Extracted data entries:
--- Start ---

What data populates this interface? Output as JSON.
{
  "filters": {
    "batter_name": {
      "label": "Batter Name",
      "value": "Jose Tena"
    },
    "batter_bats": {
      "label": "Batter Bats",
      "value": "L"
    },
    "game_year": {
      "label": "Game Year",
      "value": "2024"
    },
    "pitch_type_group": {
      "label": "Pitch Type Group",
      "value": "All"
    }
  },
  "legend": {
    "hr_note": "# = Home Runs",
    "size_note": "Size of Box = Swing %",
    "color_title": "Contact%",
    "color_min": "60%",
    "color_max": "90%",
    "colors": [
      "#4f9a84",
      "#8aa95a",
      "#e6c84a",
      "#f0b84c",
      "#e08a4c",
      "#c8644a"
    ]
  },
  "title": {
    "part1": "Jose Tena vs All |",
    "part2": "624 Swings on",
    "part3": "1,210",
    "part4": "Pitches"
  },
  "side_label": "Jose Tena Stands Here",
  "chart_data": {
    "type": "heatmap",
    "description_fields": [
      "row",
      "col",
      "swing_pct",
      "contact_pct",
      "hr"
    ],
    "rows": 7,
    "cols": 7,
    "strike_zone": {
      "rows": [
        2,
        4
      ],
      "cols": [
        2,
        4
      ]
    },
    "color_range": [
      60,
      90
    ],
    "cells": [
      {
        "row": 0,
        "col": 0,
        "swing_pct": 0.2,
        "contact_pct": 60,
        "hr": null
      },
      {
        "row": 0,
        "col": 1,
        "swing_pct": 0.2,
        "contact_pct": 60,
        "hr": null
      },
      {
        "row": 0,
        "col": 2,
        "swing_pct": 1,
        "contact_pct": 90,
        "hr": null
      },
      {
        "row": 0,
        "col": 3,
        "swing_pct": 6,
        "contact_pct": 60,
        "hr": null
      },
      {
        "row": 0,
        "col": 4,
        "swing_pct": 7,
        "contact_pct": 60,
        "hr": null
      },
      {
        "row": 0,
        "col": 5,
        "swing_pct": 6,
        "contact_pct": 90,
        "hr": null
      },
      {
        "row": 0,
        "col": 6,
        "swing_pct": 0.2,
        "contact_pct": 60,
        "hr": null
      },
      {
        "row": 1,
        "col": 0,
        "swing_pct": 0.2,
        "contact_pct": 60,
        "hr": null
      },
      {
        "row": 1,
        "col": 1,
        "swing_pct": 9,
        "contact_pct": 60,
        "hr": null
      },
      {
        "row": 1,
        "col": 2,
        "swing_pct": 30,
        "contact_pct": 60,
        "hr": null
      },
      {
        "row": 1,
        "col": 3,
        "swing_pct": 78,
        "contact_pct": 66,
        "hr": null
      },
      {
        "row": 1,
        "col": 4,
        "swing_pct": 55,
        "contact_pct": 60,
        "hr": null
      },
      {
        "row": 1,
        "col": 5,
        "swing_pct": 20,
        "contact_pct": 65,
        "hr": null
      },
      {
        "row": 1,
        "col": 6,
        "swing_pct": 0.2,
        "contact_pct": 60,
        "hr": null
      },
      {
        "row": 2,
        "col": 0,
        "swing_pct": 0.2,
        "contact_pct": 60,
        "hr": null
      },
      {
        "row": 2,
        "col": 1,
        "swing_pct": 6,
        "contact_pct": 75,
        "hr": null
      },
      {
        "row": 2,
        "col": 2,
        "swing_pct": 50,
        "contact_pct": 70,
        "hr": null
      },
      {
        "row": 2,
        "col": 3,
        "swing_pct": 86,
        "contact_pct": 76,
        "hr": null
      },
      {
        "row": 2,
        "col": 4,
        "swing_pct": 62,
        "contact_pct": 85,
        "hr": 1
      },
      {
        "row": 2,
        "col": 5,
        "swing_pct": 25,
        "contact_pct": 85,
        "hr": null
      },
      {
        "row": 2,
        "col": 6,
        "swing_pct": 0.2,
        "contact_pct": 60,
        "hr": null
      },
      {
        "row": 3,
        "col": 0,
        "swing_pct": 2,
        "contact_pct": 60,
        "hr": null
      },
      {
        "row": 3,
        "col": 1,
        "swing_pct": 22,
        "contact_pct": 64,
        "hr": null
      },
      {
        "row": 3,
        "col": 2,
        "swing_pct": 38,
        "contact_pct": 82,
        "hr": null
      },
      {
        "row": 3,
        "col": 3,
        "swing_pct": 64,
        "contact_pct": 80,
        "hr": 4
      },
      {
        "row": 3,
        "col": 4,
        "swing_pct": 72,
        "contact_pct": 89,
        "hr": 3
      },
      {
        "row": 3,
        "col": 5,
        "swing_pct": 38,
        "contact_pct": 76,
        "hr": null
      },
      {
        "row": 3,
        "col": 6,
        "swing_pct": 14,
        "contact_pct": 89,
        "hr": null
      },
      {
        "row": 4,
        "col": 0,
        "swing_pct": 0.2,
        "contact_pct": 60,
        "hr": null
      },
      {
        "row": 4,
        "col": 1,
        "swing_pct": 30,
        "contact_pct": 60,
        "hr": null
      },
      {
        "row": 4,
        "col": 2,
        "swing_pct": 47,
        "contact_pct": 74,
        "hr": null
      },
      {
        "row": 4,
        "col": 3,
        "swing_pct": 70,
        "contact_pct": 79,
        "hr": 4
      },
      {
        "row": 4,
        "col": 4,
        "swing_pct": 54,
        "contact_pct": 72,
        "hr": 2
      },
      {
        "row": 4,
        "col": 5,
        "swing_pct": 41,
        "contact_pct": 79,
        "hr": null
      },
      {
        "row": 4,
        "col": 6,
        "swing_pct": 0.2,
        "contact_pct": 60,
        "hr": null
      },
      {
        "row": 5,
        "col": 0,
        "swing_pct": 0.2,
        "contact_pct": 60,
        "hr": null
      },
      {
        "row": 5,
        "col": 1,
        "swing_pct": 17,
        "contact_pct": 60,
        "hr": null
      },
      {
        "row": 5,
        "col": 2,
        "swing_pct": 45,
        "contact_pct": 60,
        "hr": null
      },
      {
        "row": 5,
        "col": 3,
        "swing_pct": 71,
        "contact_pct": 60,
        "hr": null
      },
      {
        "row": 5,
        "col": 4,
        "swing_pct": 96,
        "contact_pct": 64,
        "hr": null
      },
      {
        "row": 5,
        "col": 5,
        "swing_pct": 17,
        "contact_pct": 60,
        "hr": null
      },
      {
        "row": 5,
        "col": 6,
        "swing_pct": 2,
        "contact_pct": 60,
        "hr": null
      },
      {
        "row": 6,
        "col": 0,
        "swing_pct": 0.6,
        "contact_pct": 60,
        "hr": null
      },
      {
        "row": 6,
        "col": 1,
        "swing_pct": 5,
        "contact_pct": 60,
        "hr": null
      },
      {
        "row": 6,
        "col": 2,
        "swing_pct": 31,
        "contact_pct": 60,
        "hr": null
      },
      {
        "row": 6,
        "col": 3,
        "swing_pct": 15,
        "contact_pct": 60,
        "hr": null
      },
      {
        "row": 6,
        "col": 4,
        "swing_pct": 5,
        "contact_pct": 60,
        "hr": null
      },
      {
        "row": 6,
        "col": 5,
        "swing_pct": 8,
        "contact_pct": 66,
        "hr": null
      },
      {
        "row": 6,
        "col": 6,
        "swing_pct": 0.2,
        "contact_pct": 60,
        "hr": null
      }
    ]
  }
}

--- End ---
--- Start ---

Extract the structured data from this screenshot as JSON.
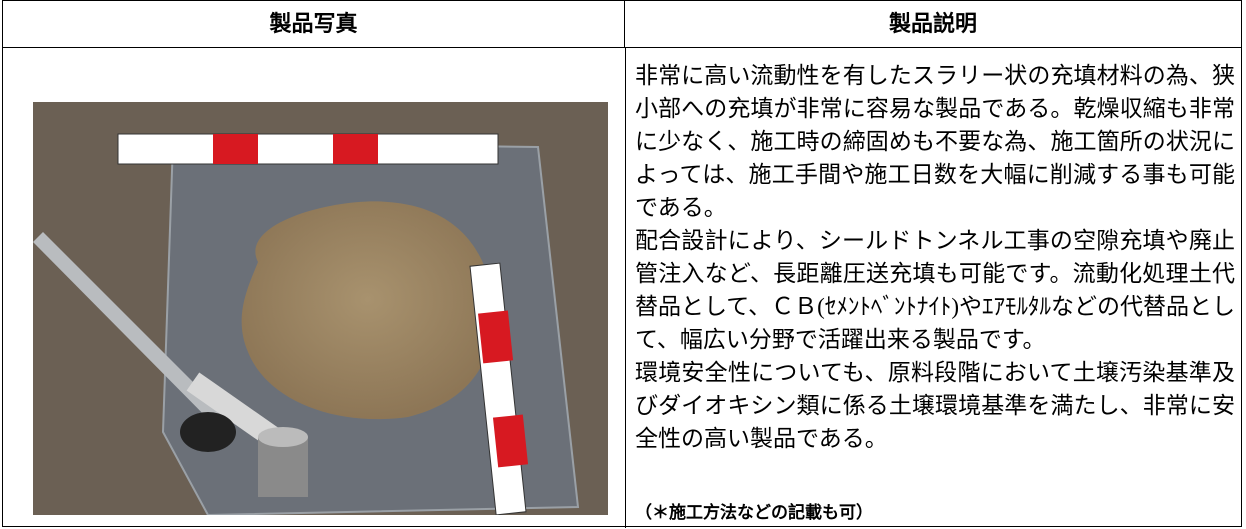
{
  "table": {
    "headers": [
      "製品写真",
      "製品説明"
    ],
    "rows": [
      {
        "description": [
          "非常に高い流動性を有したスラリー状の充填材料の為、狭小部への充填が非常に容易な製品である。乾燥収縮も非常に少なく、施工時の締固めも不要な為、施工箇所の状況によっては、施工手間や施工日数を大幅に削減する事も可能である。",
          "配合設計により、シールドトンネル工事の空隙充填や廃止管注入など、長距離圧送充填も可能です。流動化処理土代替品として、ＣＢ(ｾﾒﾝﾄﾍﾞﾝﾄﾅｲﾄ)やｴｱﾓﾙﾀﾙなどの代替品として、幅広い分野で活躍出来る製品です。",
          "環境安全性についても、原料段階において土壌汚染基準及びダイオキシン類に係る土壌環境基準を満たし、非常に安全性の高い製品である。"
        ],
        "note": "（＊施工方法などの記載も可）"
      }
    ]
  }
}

--- End ---

**INSTRUCTION**
Go through the entries above and copy every line containing "Jose".

**FINAL RESULT**
      "value": "Jose Tena"
    "part1": "Jose Tena vs All |",
  "side_label": "Jose Tena Stands Here",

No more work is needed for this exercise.